Could you write out the records below exactly as they appear?
-- begin Data for processing --
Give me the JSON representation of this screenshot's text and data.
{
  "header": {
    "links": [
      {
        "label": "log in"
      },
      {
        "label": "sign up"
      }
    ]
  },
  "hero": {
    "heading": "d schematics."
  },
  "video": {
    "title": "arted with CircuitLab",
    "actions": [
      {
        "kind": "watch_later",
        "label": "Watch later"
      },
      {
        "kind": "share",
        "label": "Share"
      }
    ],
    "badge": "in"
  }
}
-- end Data for processing --
Response for this exercise:
Give me the JSON representation of this screenshot's text and data.
{
  "header": {
    "links": [
      {
        "label": "log in"
      },
      {
        "label": "sign up"
      }
    ]
  },
  "hero": {
    "heading": "d schematics."
  },
  "video": {
    "title": "arted with CircuitLab",
    "actions": [
      {
        "kind": "watch_later",
        "label": "Watch later"
      },
      {
        "kind": "share",
        "label": "Share"
      }
    ],
    "badge": "in"
  }
}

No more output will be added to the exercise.